> [Your goal]:
Return each line of the listing that contains the string "XAUUSD".

> [Material for the task]:
━━━━━━

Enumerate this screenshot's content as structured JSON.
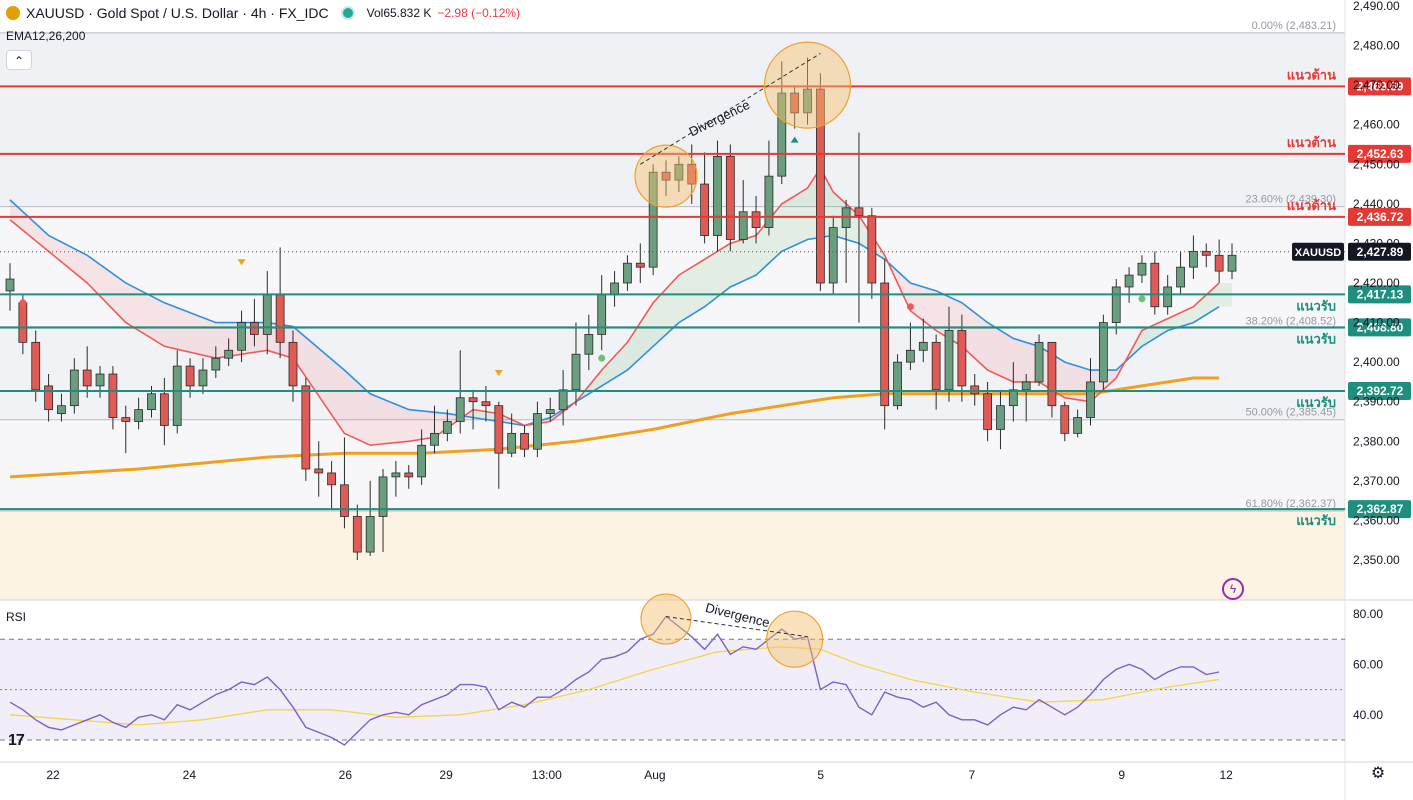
{
  "header": {
    "symbol_title": "XAUUSD · Gold Spot / U.S. Dollar · 4h · FX_IDC",
    "volume_label": "Vol",
    "volume_value": "65.832 K",
    "change": "−2.98 (−0.12%)",
    "indicator_label": "EMA12,26,200",
    "collapse_symbol": "⌃"
  },
  "rsi_panel": {
    "label": "RSI",
    "ticks": [
      "80.00",
      "60.00",
      "40.00"
    ],
    "divergence_label": "Divergence"
  },
  "colors": {
    "bull": "#6b9e7e",
    "bear": "#e05a56",
    "resistance": "#e53935",
    "support": "#1e8e7e",
    "ema12": "#f05a5a",
    "ema26": "#2f8fe0",
    "ema200": "#f0a020",
    "rsi": "#7b61c9",
    "rsi_ma": "#f2d64b",
    "highlight": "#f5c06a"
  },
  "icons": {
    "logo": "tradingview-logo-icon",
    "settings": "gear-icon",
    "alert": "lightning-icon"
  },
  "chart_data": {
    "type": "candlestick",
    "symbol": "XAUUSD",
    "timeframe": "4h",
    "price_axis": {
      "ticks": [
        "2,490.00",
        "2,480.00",
        "2,470.00",
        "2,460.00",
        "2,450.00",
        "2,440.00",
        "2,430.00",
        "2,420.00",
        "2,410.00",
        "2,400.00",
        "2,390.00",
        "2,380.00",
        "2,370.00",
        "2,360.00",
        "2,350.00"
      ],
      "ylim": [
        2344,
        2491
      ]
    },
    "x_axis": {
      "labels": [
        "22",
        "24",
        "26",
        "29",
        "13:00",
        "Aug",
        "5",
        "7",
        "9",
        "12"
      ]
    },
    "current_price": {
      "label": "XAUUSD",
      "value": 2427.89,
      "text": "2,427.89"
    },
    "levels": [
      {
        "kind": "resistance",
        "price": 2469.69,
        "text": "2,469.69",
        "name": "แนวต้าน"
      },
      {
        "kind": "resistance",
        "price": 2452.63,
        "text": "2,452.63",
        "name": "แนวต้าน"
      },
      {
        "kind": "resistance",
        "price": 2436.72,
        "text": "2,436.72",
        "name": "แนวต้าน"
      },
      {
        "kind": "support",
        "price": 2417.13,
        "text": "2,417.13",
        "name": "แนวรับ"
      },
      {
        "kind": "support",
        "price": 2408.8,
        "text": "2,408.80",
        "name": "แนวรับ"
      },
      {
        "kind": "support",
        "price": 2392.72,
        "text": "2,392.72",
        "name": "แนวรับ"
      },
      {
        "kind": "support",
        "price": 2362.87,
        "text": "2,362.87",
        "name": "แนวรับ"
      }
    ],
    "fib_levels": [
      {
        "price": 2483.21,
        "text": "0.00% (2,483.21)"
      },
      {
        "price": 2439.3,
        "text": "23.60% (2,439.30)"
      },
      {
        "price": 2408.52,
        "text": "38.20% (2,408.52)"
      },
      {
        "price": 2385.45,
        "text": "50.00% (2,385.45)"
      },
      {
        "price": 2362.37,
        "text": "61.80% (2,362.37)"
      }
    ],
    "annotations": [
      "Divergence"
    ],
    "candles": [
      [
        2418,
        2421,
        2413,
        2425
      ],
      [
        2415,
        2405,
        2402,
        2417
      ],
      [
        2405,
        2393,
        2390,
        2408
      ],
      [
        2394,
        2388,
        2385,
        2397
      ],
      [
        2387,
        2389,
        2385,
        2392
      ],
      [
        2389,
        2398,
        2387,
        2401
      ],
      [
        2398,
        2394,
        2391,
        2404
      ],
      [
        2394,
        2397,
        2391,
        2399
      ],
      [
        2397,
        2386,
        2383,
        2399
      ],
      [
        2386,
        2385,
        2377,
        2389
      ],
      [
        2385,
        2388,
        2383,
        2391
      ],
      [
        2388,
        2392,
        2386,
        2394
      ],
      [
        2392,
        2384,
        2379,
        2396
      ],
      [
        2384,
        2399,
        2382,
        2403
      ],
      [
        2399,
        2394,
        2391,
        2401
      ],
      [
        2394,
        2398,
        2392,
        2401
      ],
      [
        2398,
        2401,
        2396,
        2404
      ],
      [
        2401,
        2403,
        2399,
        2406
      ],
      [
        2403,
        2410,
        2400,
        2413
      ],
      [
        2410,
        2407,
        2404,
        2416
      ],
      [
        2407,
        2417,
        2402,
        2423
      ],
      [
        2417,
        2405,
        2401,
        2429
      ],
      [
        2405,
        2394,
        2390,
        2408
      ],
      [
        2394,
        2373,
        2370,
        2396
      ],
      [
        2373,
        2372,
        2366,
        2380
      ],
      [
        2372,
        2369,
        2363,
        2375
      ],
      [
        2369,
        2361,
        2358,
        2381
      ],
      [
        2361,
        2352,
        2350,
        2364
      ],
      [
        2352,
        2361,
        2351,
        2370
      ],
      [
        2361,
        2371,
        2352,
        2373
      ],
      [
        2371,
        2372,
        2366,
        2375
      ],
      [
        2372,
        2371,
        2368,
        2374
      ],
      [
        2371,
        2379,
        2369,
        2383
      ],
      [
        2379,
        2382,
        2377,
        2389
      ],
      [
        2382,
        2385,
        2380,
        2388
      ],
      [
        2385,
        2391,
        2382,
        2403
      ],
      [
        2391,
        2390,
        2383,
        2393
      ],
      [
        2390,
        2389,
        2385,
        2394
      ],
      [
        2389,
        2377,
        2368,
        2390
      ],
      [
        2377,
        2382,
        2376,
        2387
      ],
      [
        2382,
        2378,
        2376,
        2384
      ],
      [
        2378,
        2387,
        2376,
        2390
      ],
      [
        2387,
        2388,
        2385,
        2391
      ],
      [
        2388,
        2393,
        2384,
        2398
      ],
      [
        2393,
        2402,
        2389,
        2410
      ],
      [
        2402,
        2407,
        2398,
        2412
      ],
      [
        2407,
        2417,
        2403,
        2422
      ],
      [
        2417,
        2420,
        2414,
        2423
      ],
      [
        2420,
        2425,
        2418,
        2427
      ],
      [
        2425,
        2424,
        2420,
        2430
      ],
      [
        2424,
        2448,
        2422,
        2450
      ],
      [
        2448,
        2446,
        2442,
        2451
      ],
      [
        2446,
        2450,
        2443,
        2452
      ],
      [
        2450,
        2445,
        2440,
        2455
      ],
      [
        2445,
        2432,
        2430,
        2453
      ],
      [
        2432,
        2452,
        2428,
        2456
      ],
      [
        2452,
        2431,
        2428,
        2455
      ],
      [
        2431,
        2438,
        2430,
        2446
      ],
      [
        2438,
        2434,
        2430,
        2442
      ],
      [
        2434,
        2447,
        2432,
        2456
      ],
      [
        2447,
        2468,
        2445,
        2476
      ],
      [
        2468,
        2463,
        2459,
        2470
      ],
      [
        2463,
        2469,
        2460,
        2477
      ],
      [
        2469,
        2420,
        2418,
        2473
      ],
      [
        2420,
        2434,
        2417,
        2437
      ],
      [
        2434,
        2439,
        2420,
        2441
      ],
      [
        2439,
        2437,
        2410,
        2458
      ],
      [
        2437,
        2420,
        2416,
        2439
      ],
      [
        2420,
        2389,
        2383,
        2426
      ],
      [
        2389,
        2400,
        2388,
        2402
      ],
      [
        2400,
        2403,
        2398,
        2410
      ],
      [
        2403,
        2405,
        2400,
        2411
      ],
      [
        2405,
        2393,
        2388,
        2407
      ],
      [
        2393,
        2408,
        2390,
        2414
      ],
      [
        2408,
        2394,
        2390,
        2412
      ],
      [
        2394,
        2392,
        2389,
        2397
      ],
      [
        2392,
        2383,
        2380,
        2395
      ],
      [
        2383,
        2389,
        2378,
        2393
      ],
      [
        2389,
        2393,
        2385,
        2400
      ],
      [
        2393,
        2395,
        2385,
        2397
      ],
      [
        2395,
        2405,
        2394,
        2407
      ],
      [
        2405,
        2389,
        2386,
        2405
      ],
      [
        2389,
        2382,
        2380,
        2390
      ],
      [
        2382,
        2386,
        2381,
        2388
      ],
      [
        2386,
        2395,
        2384,
        2401
      ],
      [
        2395,
        2410,
        2393,
        2412
      ],
      [
        2410,
        2419,
        2407,
        2421
      ],
      [
        2419,
        2422,
        2415,
        2424
      ],
      [
        2422,
        2425,
        2420,
        2427
      ],
      [
        2425,
        2414,
        2412,
        2428
      ],
      [
        2414,
        2419,
        2412,
        2422
      ],
      [
        2419,
        2424,
        2417,
        2428
      ],
      [
        2424,
        2428,
        2421,
        2432
      ],
      [
        2428,
        2427,
        2424,
        2430
      ],
      [
        2427,
        2423,
        2420,
        2431
      ],
      [
        2423,
        2427,
        2421,
        2430
      ]
    ],
    "ema12": [
      [
        0,
        2436
      ],
      [
        6,
        2420
      ],
      [
        9,
        2410
      ],
      [
        12,
        2404
      ],
      [
        16,
        2401
      ],
      [
        20,
        2403
      ],
      [
        22,
        2401
      ],
      [
        26,
        2382
      ],
      [
        28,
        2379
      ],
      [
        31,
        2380
      ],
      [
        33,
        2381
      ],
      [
        36,
        2388
      ],
      [
        38,
        2387
      ],
      [
        40,
        2384
      ],
      [
        42,
        2385
      ],
      [
        44,
        2390
      ],
      [
        46,
        2398
      ],
      [
        48,
        2405
      ],
      [
        50,
        2415
      ],
      [
        52,
        2422
      ],
      [
        54,
        2426
      ],
      [
        56,
        2430
      ],
      [
        58,
        2432
      ],
      [
        60,
        2440
      ],
      [
        62,
        2444
      ],
      [
        63,
        2449
      ],
      [
        64,
        2443
      ],
      [
        66,
        2437
      ],
      [
        68,
        2427
      ],
      [
        70,
        2413
      ],
      [
        72,
        2408
      ],
      [
        74,
        2404
      ],
      [
        76,
        2398
      ],
      [
        78,
        2395
      ],
      [
        80,
        2395
      ],
      [
        82,
        2391
      ],
      [
        84,
        2390
      ],
      [
        86,
        2396
      ],
      [
        88,
        2408
      ],
      [
        90,
        2411
      ],
      [
        92,
        2414
      ],
      [
        94,
        2420
      ]
    ],
    "ema26": [
      [
        0,
        2441
      ],
      [
        3,
        2432
      ],
      [
        6,
        2427
      ],
      [
        9,
        2420
      ],
      [
        12,
        2415
      ],
      [
        16,
        2410
      ],
      [
        20,
        2410
      ],
      [
        22,
        2409
      ],
      [
        26,
        2398
      ],
      [
        28,
        2392
      ],
      [
        31,
        2388
      ],
      [
        34,
        2387
      ],
      [
        38,
        2385
      ],
      [
        40,
        2384
      ],
      [
        42,
        2386
      ],
      [
        44,
        2390
      ],
      [
        46,
        2394
      ],
      [
        48,
        2398
      ],
      [
        50,
        2404
      ],
      [
        52,
        2410
      ],
      [
        54,
        2414
      ],
      [
        56,
        2419
      ],
      [
        58,
        2422
      ],
      [
        60,
        2428
      ],
      [
        62,
        2431
      ],
      [
        64,
        2432
      ],
      [
        66,
        2430
      ],
      [
        68,
        2426
      ],
      [
        70,
        2420
      ],
      [
        72,
        2418
      ],
      [
        74,
        2415
      ],
      [
        76,
        2410
      ],
      [
        78,
        2406
      ],
      [
        80,
        2404
      ],
      [
        82,
        2400
      ],
      [
        84,
        2398
      ],
      [
        86,
        2398
      ],
      [
        88,
        2404
      ],
      [
        90,
        2408
      ],
      [
        92,
        2410
      ],
      [
        94,
        2414
      ]
    ],
    "ema200": [
      [
        0,
        2371
      ],
      [
        10,
        2373
      ],
      [
        20,
        2376
      ],
      [
        26,
        2377
      ],
      [
        32,
        2377
      ],
      [
        38,
        2378
      ],
      [
        44,
        2380
      ],
      [
        50,
        2383
      ],
      [
        56,
        2387
      ],
      [
        60,
        2389
      ],
      [
        64,
        2391
      ],
      [
        68,
        2392
      ],
      [
        72,
        2392
      ],
      [
        76,
        2392
      ],
      [
        80,
        2392
      ],
      [
        84,
        2392
      ],
      [
        88,
        2394
      ],
      [
        92,
        2396
      ],
      [
        94,
        2396
      ]
    ],
    "rsi": {
      "ylim": [
        20,
        85
      ],
      "bands": [
        70,
        50,
        30
      ],
      "values": [
        [
          0,
          45
        ],
        [
          1,
          42
        ],
        [
          2,
          38
        ],
        [
          3,
          35
        ],
        [
          4,
          34
        ],
        [
          5,
          36
        ],
        [
          6,
          38
        ],
        [
          7,
          40
        ],
        [
          8,
          37
        ],
        [
          9,
          35
        ],
        [
          10,
          39
        ],
        [
          11,
          40
        ],
        [
          12,
          38
        ],
        [
          13,
          44
        ],
        [
          14,
          42
        ],
        [
          15,
          45
        ],
        [
          16,
          48
        ],
        [
          17,
          50
        ],
        [
          18,
          53
        ],
        [
          19,
          52
        ],
        [
          20,
          55
        ],
        [
          21,
          50
        ],
        [
          22,
          43
        ],
        [
          23,
          35
        ],
        [
          24,
          33
        ],
        [
          25,
          31
        ],
        [
          26,
          28
        ],
        [
          27,
          33
        ],
        [
          28,
          38
        ],
        [
          29,
          40
        ],
        [
          30,
          41
        ],
        [
          31,
          40
        ],
        [
          32,
          44
        ],
        [
          33,
          46
        ],
        [
          34,
          48
        ],
        [
          35,
          52
        ],
        [
          36,
          52
        ],
        [
          37,
          51
        ],
        [
          38,
          42
        ],
        [
          39,
          45
        ],
        [
          40,
          43
        ],
        [
          41,
          47
        ],
        [
          42,
          47
        ],
        [
          43,
          50
        ],
        [
          44,
          54
        ],
        [
          45,
          57
        ],
        [
          46,
          62
        ],
        [
          47,
          63
        ],
        [
          48,
          65
        ],
        [
          49,
          70
        ],
        [
          50,
          72
        ],
        [
          51,
          79
        ],
        [
          52,
          75
        ],
        [
          53,
          71
        ],
        [
          54,
          66
        ],
        [
          55,
          72
        ],
        [
          56,
          64
        ],
        [
          57,
          67
        ],
        [
          58,
          66
        ],
        [
          59,
          70
        ],
        [
          60,
          74
        ],
        [
          61,
          70
        ],
        [
          62,
          71
        ],
        [
          63,
          50
        ],
        [
          64,
          53
        ],
        [
          65,
          52
        ],
        [
          66,
          43
        ],
        [
          67,
          40
        ],
        [
          68,
          49
        ],
        [
          69,
          47
        ],
        [
          70,
          46
        ],
        [
          71,
          43
        ],
        [
          72,
          45
        ],
        [
          73,
          40
        ],
        [
          74,
          38
        ],
        [
          75,
          38
        ],
        [
          76,
          36
        ],
        [
          77,
          40
        ],
        [
          78,
          43
        ],
        [
          79,
          42
        ],
        [
          80,
          46
        ],
        [
          81,
          43
        ],
        [
          82,
          40
        ],
        [
          83,
          43
        ],
        [
          84,
          48
        ],
        [
          85,
          54
        ],
        [
          86,
          58
        ],
        [
          87,
          60
        ],
        [
          88,
          58
        ],
        [
          89,
          54
        ],
        [
          90,
          57
        ],
        [
          91,
          59
        ],
        [
          92,
          59
        ],
        [
          93,
          56
        ],
        [
          94,
          57
        ]
      ],
      "ma": [
        [
          0,
          40
        ],
        [
          5,
          38
        ],
        [
          10,
          36
        ],
        [
          15,
          38
        ],
        [
          20,
          42
        ],
        [
          25,
          42
        ],
        [
          30,
          39
        ],
        [
          35,
          40
        ],
        [
          40,
          44
        ],
        [
          45,
          50
        ],
        [
          50,
          58
        ],
        [
          55,
          65
        ],
        [
          60,
          67
        ],
        [
          63,
          66
        ],
        [
          66,
          60
        ],
        [
          70,
          54
        ],
        [
          75,
          49
        ],
        [
          80,
          45
        ],
        [
          85,
          46
        ],
        [
          90,
          51
        ],
        [
          94,
          54
        ]
      ]
    }
  }
}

━━━━━━

> [Answer for this exercise]:
    "symbol_title": "XAUUSD · Gold Spot / U.S. Dollar · 4h · FX_IDC",
    "symbol": "XAUUSD",
      "label": "XAUUSD",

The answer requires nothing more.